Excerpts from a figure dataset
>>>

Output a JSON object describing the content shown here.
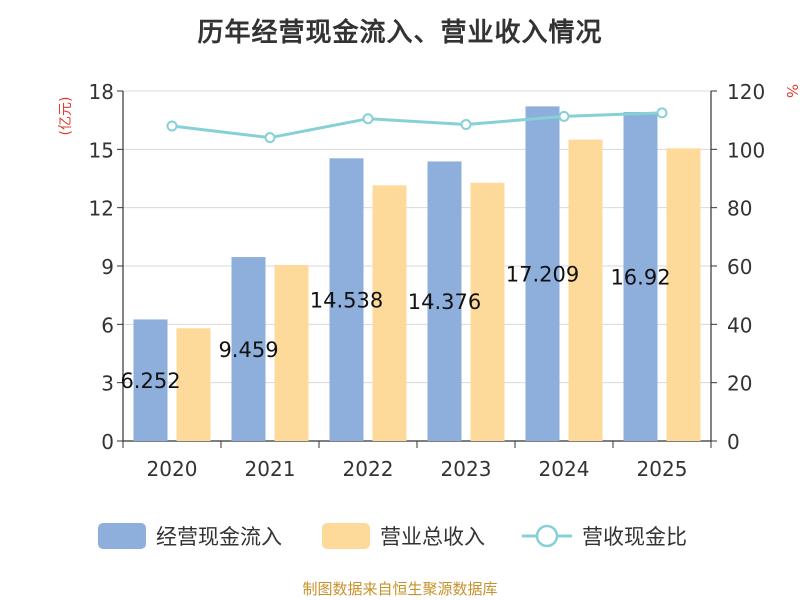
{
  "title": "历年经营现金流入、营业收入情况",
  "source": "制图数据来自恒生聚源数据库",
  "chart_data": {
    "type": "bar",
    "categories": [
      "2020",
      "2021",
      "2022",
      "2023",
      "2024",
      "2025"
    ],
    "series": [
      {
        "name": "经营现金流入",
        "kind": "bar",
        "axis": "left",
        "color": "#8eaedc",
        "values": [
          6.252,
          9.459,
          14.538,
          14.376,
          17.209,
          16.92
        ],
        "labels": [
          "6.252",
          "9.459",
          "14.538",
          "14.376",
          "17.209",
          "16.92"
        ]
      },
      {
        "name": "营业总收入",
        "kind": "bar",
        "axis": "left",
        "color": "#fdd99a",
        "values": [
          5.8,
          9.05,
          13.15,
          13.28,
          15.5,
          15.05
        ]
      },
      {
        "name": "营收现金比",
        "kind": "line",
        "axis": "right",
        "color": "#86d1d6",
        "values": [
          108,
          104,
          110.5,
          108.5,
          111.3,
          112.5
        ]
      }
    ],
    "y_left": {
      "label": "(亿元)",
      "min": 0,
      "max": 18,
      "ticks": [
        "0",
        "3",
        "6",
        "9",
        "12",
        "15",
        "18"
      ]
    },
    "y_right": {
      "label": "%",
      "min": 0,
      "max": 120,
      "ticks": [
        "0",
        "20",
        "40",
        "60",
        "80",
        "100",
        "120"
      ]
    },
    "legend_position": "bottom",
    "grid": true
  }
}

<<<

Reproduce each record above by retyping it exactly; omit all images.

ANSWER FOR THE TASK
Output a JSON object describing the content shown here.
{
  "title": "历年经营现金流入、营业收入情况",
  "source": "制图数据来自恒生聚源数据库",
  "chart_data": {
    "type": "bar",
    "categories": [
      "2020",
      "2021",
      "2022",
      "2023",
      "2024",
      "2025"
    ],
    "series": [
      {
        "name": "经营现金流入",
        "kind": "bar",
        "axis": "left",
        "color": "#8eaedc",
        "values": [
          6.252,
          9.459,
          14.538,
          14.376,
          17.209,
          16.92
        ],
        "labels": [
          "6.252",
          "9.459",
          "14.538",
          "14.376",
          "17.209",
          "16.92"
        ]
      },
      {
        "name": "营业总收入",
        "kind": "bar",
        "axis": "left",
        "color": "#fdd99a",
        "values": [
          5.8,
          9.05,
          13.15,
          13.28,
          15.5,
          15.05
        ]
      },
      {
        "name": "营收现金比",
        "kind": "line",
        "axis": "right",
        "color": "#86d1d6",
        "values": [
          108,
          104,
          110.5,
          108.5,
          111.3,
          112.5
        ]
      }
    ],
    "y_left": {
      "label": "(亿元)",
      "min": 0,
      "max": 18,
      "ticks": [
        "0",
        "3",
        "6",
        "9",
        "12",
        "15",
        "18"
      ]
    },
    "y_right": {
      "label": "%",
      "min": 0,
      "max": 120,
      "ticks": [
        "0",
        "20",
        "40",
        "60",
        "80",
        "100",
        "120"
      ]
    },
    "legend_position": "bottom",
    "grid": true
  }
}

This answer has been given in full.